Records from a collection
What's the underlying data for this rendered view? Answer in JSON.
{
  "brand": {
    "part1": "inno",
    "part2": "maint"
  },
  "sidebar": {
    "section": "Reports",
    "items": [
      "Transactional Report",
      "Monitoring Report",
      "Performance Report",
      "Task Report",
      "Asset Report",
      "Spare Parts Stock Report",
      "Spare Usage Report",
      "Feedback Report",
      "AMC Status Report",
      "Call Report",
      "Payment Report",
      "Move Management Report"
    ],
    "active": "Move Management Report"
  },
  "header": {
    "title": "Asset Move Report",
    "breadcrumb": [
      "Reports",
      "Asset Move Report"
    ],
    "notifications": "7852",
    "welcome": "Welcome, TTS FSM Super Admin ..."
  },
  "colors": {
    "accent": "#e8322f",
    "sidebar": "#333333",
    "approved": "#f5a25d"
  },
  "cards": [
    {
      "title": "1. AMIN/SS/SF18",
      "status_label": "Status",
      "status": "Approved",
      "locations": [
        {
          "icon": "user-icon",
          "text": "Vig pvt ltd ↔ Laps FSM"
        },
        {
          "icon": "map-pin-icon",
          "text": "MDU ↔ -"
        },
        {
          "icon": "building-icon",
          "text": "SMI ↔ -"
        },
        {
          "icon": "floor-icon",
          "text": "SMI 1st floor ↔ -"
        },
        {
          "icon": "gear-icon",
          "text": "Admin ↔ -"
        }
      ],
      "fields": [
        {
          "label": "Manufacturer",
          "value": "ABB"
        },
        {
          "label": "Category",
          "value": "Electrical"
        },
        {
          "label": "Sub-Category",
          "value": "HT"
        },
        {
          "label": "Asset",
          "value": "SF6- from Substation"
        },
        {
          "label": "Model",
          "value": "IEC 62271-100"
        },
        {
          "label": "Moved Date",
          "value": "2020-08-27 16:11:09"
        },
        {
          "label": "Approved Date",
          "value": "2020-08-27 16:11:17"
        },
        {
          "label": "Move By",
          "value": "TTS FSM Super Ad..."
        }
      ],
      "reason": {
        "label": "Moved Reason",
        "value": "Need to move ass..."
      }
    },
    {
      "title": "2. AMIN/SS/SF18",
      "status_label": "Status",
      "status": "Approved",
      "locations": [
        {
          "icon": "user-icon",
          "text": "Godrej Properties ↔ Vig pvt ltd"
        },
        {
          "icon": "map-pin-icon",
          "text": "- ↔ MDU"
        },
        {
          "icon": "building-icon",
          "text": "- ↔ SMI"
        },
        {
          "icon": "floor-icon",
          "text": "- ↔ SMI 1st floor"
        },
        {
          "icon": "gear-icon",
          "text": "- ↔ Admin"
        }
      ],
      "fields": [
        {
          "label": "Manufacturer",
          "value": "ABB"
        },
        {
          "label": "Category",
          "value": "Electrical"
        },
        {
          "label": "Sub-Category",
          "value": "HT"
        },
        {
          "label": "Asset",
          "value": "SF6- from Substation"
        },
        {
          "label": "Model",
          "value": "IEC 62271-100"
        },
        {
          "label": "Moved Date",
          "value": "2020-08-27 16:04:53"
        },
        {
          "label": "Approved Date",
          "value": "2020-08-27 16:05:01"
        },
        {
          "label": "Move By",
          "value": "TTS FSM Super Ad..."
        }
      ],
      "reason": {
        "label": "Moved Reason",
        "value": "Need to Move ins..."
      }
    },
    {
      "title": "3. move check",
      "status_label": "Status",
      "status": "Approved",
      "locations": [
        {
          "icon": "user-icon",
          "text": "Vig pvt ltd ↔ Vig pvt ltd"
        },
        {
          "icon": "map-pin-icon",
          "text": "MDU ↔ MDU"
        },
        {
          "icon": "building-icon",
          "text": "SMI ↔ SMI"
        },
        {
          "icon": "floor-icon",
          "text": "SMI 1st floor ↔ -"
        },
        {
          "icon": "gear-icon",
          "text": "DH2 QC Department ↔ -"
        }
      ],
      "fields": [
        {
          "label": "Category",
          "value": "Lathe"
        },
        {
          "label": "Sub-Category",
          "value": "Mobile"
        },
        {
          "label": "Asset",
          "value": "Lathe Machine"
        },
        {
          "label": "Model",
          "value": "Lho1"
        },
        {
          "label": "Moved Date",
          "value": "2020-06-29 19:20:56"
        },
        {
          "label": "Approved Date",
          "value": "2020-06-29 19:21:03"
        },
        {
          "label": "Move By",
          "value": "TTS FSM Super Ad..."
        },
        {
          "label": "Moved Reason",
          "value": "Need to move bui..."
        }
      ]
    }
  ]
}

What you need to do: Repeat the listing above without any change.

Task output:
What's the underlying data for this rendered view? Answer in JSON.
{
  "brand": {
    "part1": "inno",
    "part2": "maint"
  },
  "sidebar": {
    "section": "Reports",
    "items": [
      "Transactional Report",
      "Monitoring Report",
      "Performance Report",
      "Task Report",
      "Asset Report",
      "Spare Parts Stock Report",
      "Spare Usage Report",
      "Feedback Report",
      "AMC Status Report",
      "Call Report",
      "Payment Report",
      "Move Management Report"
    ],
    "active": "Move Management Report"
  },
  "header": {
    "title": "Asset Move Report",
    "breadcrumb": [
      "Reports",
      "Asset Move Report"
    ],
    "notifications": "7852",
    "welcome": "Welcome, TTS FSM Super Admin ..."
  },
  "colors": {
    "accent": "#e8322f",
    "sidebar": "#333333",
    "approved": "#f5a25d"
  },
  "cards": [
    {
      "title": "1. AMIN/SS/SF18",
      "status_label": "Status",
      "status": "Approved",
      "locations": [
        {
          "icon": "user-icon",
          "text": "Vig pvt ltd ↔ Laps FSM"
        },
        {
          "icon": "map-pin-icon",
          "text": "MDU ↔ -"
        },
        {
          "icon": "building-icon",
          "text": "SMI ↔ -"
        },
        {
          "icon": "floor-icon",
          "text": "SMI 1st floor ↔ -"
        },
        {
          "icon": "gear-icon",
          "text": "Admin ↔ -"
        }
      ],
      "fields": [
        {
          "label": "Manufacturer",
          "value": "ABB"
        },
        {
          "label": "Category",
          "value": "Electrical"
        },
        {
          "label": "Sub-Category",
          "value": "HT"
        },
        {
          "label": "Asset",
          "value": "SF6- from Substation"
        },
        {
          "label": "Model",
          "value": "IEC 62271-100"
        },
        {
          "label": "Moved Date",
          "value": "2020-08-27 16:11:09"
        },
        {
          "label": "Approved Date",
          "value": "2020-08-27 16:11:17"
        },
        {
          "label": "Move By",
          "value": "TTS FSM Super Ad..."
        }
      ],
      "reason": {
        "label": "Moved Reason",
        "value": "Need to move ass..."
      }
    },
    {
      "title": "2. AMIN/SS/SF18",
      "status_label": "Status",
      "status": "Approved",
      "locations": [
        {
          "icon": "user-icon",
          "text": "Godrej Properties ↔ Vig pvt ltd"
        },
        {
          "icon": "map-pin-icon",
          "text": "- ↔ MDU"
        },
        {
          "icon": "building-icon",
          "text": "- ↔ SMI"
        },
        {
          "icon": "floor-icon",
          "text": "- ↔ SMI 1st floor"
        },
        {
          "icon": "gear-icon",
          "text": "- ↔ Admin"
        }
      ],
      "fields": [
        {
          "label": "Manufacturer",
          "value": "ABB"
        },
        {
          "label": "Category",
          "value": "Electrical"
        },
        {
          "label": "Sub-Category",
          "value": "HT"
        },
        {
          "label": "Asset",
          "value": "SF6- from Substation"
        },
        {
          "label": "Model",
          "value": "IEC 62271-100"
        },
        {
          "label": "Moved Date",
          "value": "2020-08-27 16:04:53"
        },
        {
          "label": "Approved Date",
          "value": "2020-08-27 16:05:01"
        },
        {
          "label": "Move By",
          "value": "TTS FSM Super Ad..."
        }
      ],
      "reason": {
        "label": "Moved Reason",
        "value": "Need to Move ins..."
      }
    },
    {
      "title": "3. move check",
      "status_label": "Status",
      "status": "Approved",
      "locations": [
        {
          "icon": "user-icon",
          "text": "Vig pvt ltd ↔ Vig pvt ltd"
        },
        {
          "icon": "map-pin-icon",
          "text": "MDU ↔ MDU"
        },
        {
          "icon": "building-icon",
          "text": "SMI ↔ SMI"
        },
        {
          "icon": "floor-icon",
          "text": "SMI 1st floor ↔ -"
        },
        {
          "icon": "gear-icon",
          "text": "DH2 QC Department ↔ -"
        }
      ],
      "fields": [
        {
          "label": "Category",
          "value": "Lathe"
        },
        {
          "label": "Sub-Category",
          "value": "Mobile"
        },
        {
          "label": "Asset",
          "value": "Lathe Machine"
        },
        {
          "label": "Model",
          "value": "Lho1"
        },
        {
          "label": "Moved Date",
          "value": "2020-06-29 19:20:56"
        },
        {
          "label": "Approved Date",
          "value": "2020-06-29 19:21:03"
        },
        {
          "label": "Move By",
          "value": "TTS FSM Super Ad..."
        },
        {
          "label": "Moved Reason",
          "value": "Need to move bui..."
        }
      ]
    }
  ]
}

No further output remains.